REQUIREMENTS =>
Would you transcribe the listing that follows, character for character, and omit its images?

ENTRIES =>
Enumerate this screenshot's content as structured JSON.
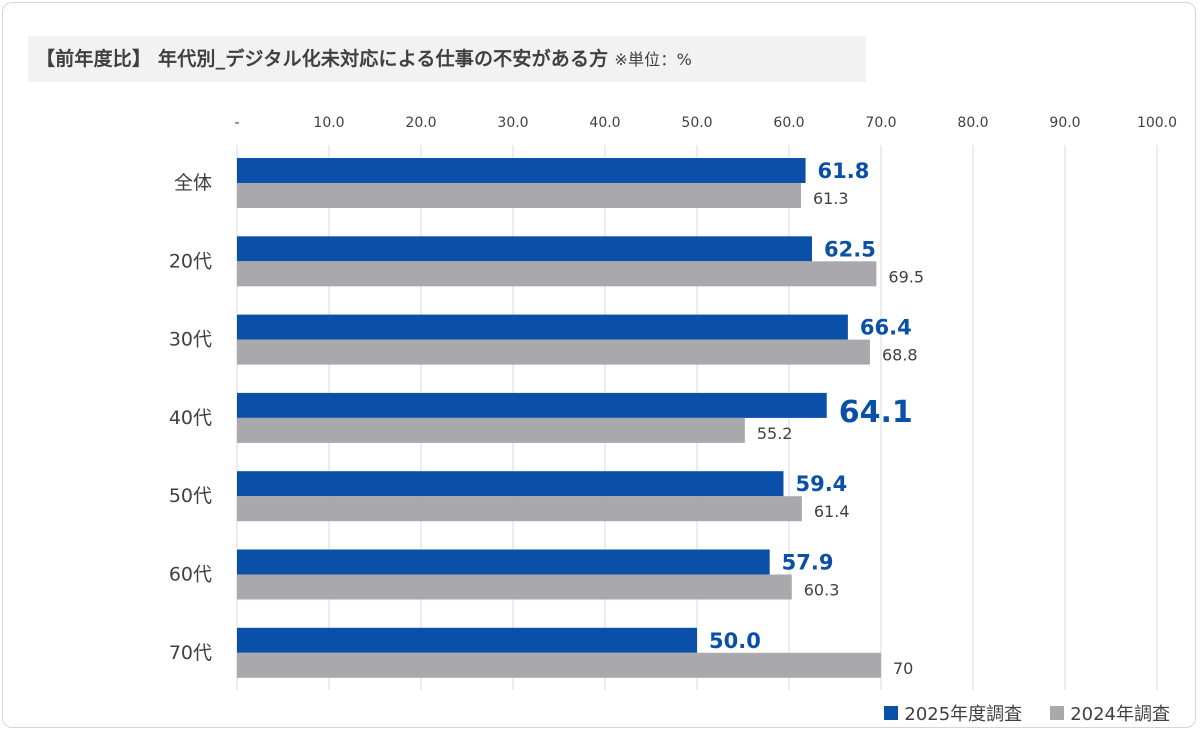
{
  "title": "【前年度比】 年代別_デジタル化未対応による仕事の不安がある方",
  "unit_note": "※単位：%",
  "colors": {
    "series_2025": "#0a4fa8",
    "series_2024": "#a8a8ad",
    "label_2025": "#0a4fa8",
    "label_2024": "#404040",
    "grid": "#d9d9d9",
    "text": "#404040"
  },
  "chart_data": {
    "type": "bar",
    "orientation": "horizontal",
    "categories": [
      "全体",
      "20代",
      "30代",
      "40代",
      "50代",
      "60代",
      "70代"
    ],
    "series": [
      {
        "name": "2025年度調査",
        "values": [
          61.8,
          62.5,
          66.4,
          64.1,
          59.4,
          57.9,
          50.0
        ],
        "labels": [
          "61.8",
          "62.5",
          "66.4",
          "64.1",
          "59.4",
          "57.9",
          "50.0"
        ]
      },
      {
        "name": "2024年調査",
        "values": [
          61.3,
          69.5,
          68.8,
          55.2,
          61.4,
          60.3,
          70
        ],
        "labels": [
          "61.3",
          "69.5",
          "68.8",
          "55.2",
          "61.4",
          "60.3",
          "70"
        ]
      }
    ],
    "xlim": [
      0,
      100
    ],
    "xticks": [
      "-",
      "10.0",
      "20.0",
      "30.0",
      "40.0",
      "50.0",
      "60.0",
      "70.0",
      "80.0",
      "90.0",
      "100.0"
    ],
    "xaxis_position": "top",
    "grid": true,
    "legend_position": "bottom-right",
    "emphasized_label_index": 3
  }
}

SOLUTION TO THE EXERCISE =>
Enumerate this screenshot's content as structured JSON.
{
  "title": "【前年度比】 年代別_デジタル化未対応による仕事の不安がある方",
  "unit_note": "※単位：%",
  "colors": {
    "series_2025": "#0a4fa8",
    "series_2024": "#a8a8ad",
    "label_2025": "#0a4fa8",
    "label_2024": "#404040",
    "grid": "#d9d9d9",
    "text": "#404040"
  },
  "chart_data": {
    "type": "bar",
    "orientation": "horizontal",
    "categories": [
      "全体",
      "20代",
      "30代",
      "40代",
      "50代",
      "60代",
      "70代"
    ],
    "series": [
      {
        "name": "2025年度調査",
        "values": [
          61.8,
          62.5,
          66.4,
          64.1,
          59.4,
          57.9,
          50.0
        ],
        "labels": [
          "61.8",
          "62.5",
          "66.4",
          "64.1",
          "59.4",
          "57.9",
          "50.0"
        ]
      },
      {
        "name": "2024年調査",
        "values": [
          61.3,
          69.5,
          68.8,
          55.2,
          61.4,
          60.3,
          70
        ],
        "labels": [
          "61.3",
          "69.5",
          "68.8",
          "55.2",
          "61.4",
          "60.3",
          "70"
        ]
      }
    ],
    "xlim": [
      0,
      100
    ],
    "xticks": [
      "-",
      "10.0",
      "20.0",
      "30.0",
      "40.0",
      "50.0",
      "60.0",
      "70.0",
      "80.0",
      "90.0",
      "100.0"
    ],
    "xaxis_position": "top",
    "grid": true,
    "legend_position": "bottom-right",
    "emphasized_label_index": 3
  }
}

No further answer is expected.